▶ [Dataset rows about figures]:
########
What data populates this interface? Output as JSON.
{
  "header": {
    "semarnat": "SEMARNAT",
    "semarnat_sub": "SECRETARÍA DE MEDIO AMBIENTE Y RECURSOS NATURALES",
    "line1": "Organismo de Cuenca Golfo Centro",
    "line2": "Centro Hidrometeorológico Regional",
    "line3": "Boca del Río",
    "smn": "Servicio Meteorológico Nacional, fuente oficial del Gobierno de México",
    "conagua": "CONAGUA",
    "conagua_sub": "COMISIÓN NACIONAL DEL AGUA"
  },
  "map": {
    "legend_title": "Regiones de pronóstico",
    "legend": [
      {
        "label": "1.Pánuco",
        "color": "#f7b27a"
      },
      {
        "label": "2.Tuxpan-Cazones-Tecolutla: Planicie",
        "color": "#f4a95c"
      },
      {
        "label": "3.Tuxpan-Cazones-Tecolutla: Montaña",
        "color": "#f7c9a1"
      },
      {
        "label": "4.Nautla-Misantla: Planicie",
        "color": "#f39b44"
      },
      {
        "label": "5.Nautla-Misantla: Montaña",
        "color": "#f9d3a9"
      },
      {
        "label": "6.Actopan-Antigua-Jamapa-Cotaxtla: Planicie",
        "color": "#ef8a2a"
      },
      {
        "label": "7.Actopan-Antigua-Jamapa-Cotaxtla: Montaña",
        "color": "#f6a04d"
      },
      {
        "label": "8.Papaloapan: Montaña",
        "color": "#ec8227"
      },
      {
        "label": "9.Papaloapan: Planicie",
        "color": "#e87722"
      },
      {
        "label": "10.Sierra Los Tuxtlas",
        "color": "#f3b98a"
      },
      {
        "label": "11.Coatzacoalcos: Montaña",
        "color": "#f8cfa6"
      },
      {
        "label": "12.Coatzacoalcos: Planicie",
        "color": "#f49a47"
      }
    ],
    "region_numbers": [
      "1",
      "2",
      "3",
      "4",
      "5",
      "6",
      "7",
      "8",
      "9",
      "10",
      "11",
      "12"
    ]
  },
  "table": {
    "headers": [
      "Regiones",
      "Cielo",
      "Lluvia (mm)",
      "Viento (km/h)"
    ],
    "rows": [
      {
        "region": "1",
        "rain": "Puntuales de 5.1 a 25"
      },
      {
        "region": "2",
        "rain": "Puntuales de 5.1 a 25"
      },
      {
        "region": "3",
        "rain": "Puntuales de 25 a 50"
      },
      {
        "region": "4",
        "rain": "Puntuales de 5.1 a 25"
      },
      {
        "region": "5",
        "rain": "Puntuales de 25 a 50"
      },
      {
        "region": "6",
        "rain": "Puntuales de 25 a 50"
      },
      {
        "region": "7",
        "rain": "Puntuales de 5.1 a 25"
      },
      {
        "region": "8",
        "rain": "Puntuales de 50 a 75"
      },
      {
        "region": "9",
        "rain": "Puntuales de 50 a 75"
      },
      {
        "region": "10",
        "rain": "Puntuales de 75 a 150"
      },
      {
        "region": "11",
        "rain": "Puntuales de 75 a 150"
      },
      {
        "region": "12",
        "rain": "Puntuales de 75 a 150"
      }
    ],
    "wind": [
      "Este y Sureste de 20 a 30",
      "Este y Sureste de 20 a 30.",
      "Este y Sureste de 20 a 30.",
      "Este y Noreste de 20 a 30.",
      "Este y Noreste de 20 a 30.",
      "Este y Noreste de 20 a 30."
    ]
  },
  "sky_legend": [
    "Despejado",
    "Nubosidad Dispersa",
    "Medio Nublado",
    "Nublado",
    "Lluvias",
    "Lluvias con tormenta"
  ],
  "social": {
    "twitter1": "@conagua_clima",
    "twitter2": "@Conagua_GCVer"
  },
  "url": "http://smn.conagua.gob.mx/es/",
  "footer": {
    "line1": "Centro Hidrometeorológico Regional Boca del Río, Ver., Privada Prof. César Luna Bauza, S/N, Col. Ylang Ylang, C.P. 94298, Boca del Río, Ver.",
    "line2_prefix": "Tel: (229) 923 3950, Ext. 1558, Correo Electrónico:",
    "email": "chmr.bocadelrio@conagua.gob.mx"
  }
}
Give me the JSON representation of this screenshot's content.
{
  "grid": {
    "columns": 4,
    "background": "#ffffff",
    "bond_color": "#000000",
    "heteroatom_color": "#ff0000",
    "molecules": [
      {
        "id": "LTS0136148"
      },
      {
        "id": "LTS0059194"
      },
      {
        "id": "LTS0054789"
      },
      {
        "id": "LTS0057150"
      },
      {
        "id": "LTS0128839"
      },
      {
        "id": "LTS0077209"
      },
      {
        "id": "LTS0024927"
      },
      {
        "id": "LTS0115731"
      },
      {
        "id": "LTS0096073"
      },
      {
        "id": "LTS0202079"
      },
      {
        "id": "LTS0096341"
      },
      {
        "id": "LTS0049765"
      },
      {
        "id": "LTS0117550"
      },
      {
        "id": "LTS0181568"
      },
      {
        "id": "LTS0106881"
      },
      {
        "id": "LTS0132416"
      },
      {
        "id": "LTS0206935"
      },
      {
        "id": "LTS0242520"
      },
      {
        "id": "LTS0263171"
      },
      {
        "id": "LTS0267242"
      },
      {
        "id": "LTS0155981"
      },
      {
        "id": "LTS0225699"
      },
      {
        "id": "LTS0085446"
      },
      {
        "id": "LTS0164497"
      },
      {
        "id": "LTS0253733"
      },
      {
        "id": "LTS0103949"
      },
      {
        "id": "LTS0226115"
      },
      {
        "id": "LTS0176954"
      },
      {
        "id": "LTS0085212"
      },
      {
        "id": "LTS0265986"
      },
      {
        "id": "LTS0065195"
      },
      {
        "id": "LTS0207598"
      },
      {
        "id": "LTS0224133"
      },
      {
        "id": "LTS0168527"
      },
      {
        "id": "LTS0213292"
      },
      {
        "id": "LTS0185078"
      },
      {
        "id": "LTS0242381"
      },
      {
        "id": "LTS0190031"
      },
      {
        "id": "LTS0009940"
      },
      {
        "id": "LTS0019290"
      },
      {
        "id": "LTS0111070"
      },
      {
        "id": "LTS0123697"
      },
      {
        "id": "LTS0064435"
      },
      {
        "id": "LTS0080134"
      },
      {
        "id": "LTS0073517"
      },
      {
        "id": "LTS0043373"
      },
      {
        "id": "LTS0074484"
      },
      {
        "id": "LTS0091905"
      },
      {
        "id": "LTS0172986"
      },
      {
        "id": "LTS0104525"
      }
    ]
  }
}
########
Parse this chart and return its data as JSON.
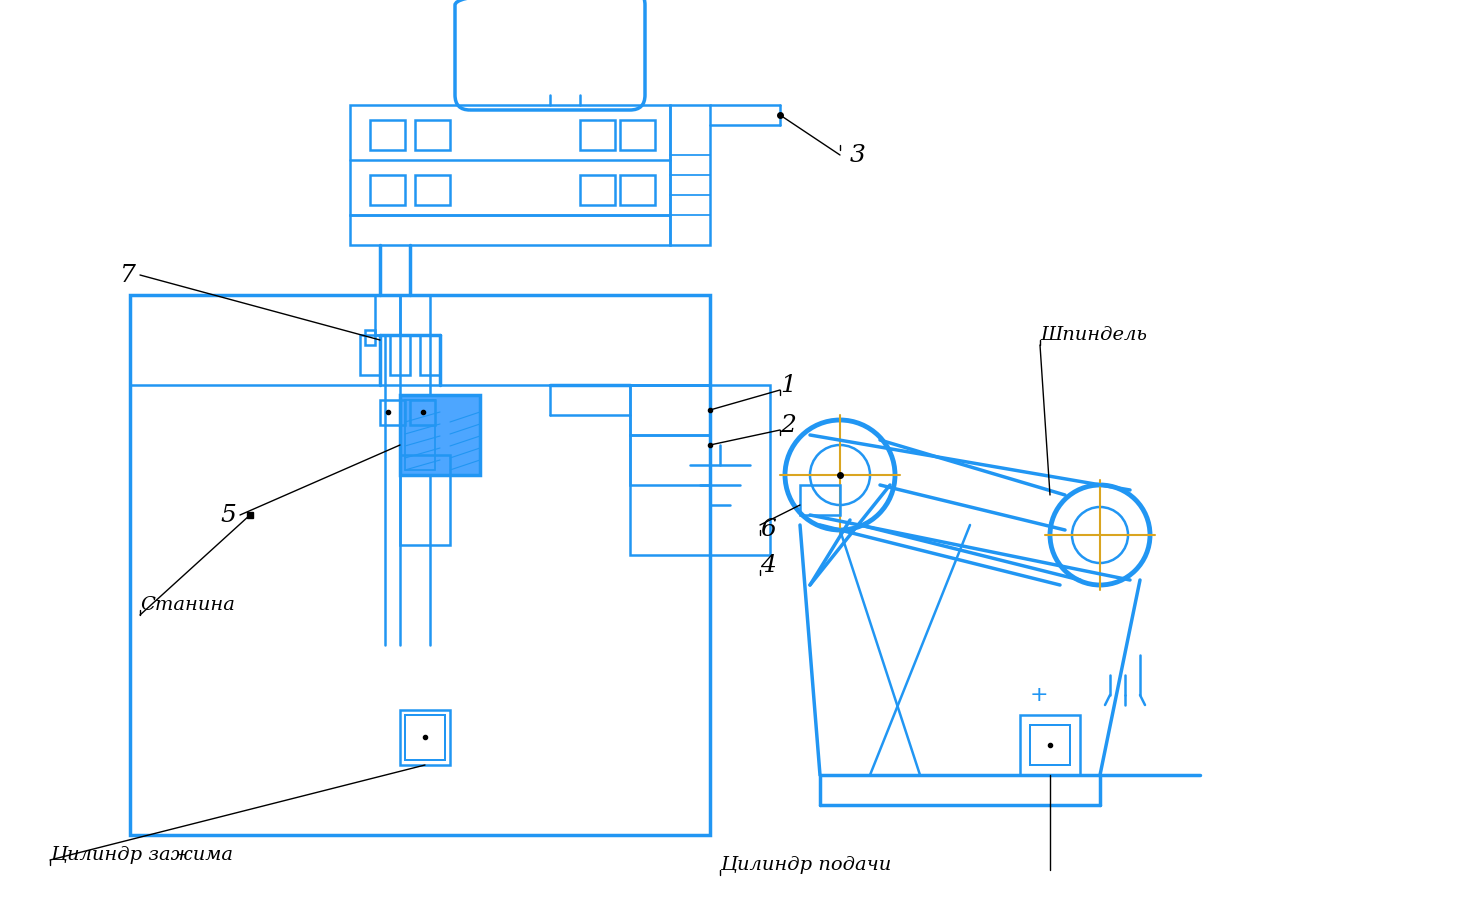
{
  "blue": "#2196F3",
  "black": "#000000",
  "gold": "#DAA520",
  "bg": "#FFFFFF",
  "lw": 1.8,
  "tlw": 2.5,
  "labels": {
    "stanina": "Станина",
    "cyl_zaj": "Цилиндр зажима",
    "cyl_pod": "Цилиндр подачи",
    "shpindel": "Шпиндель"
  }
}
########
List every line above that holds the word "Regional".

    "line2": "Centro Hidrometeorológico Regional",
    "line1": "Centro Hidrometeorológico Regional Boca del Río, Ver., Privada Prof. César Luna Bauza, S/N, Col. Ylang Ylang, C.P. 94298, Boca del Río, Ver.",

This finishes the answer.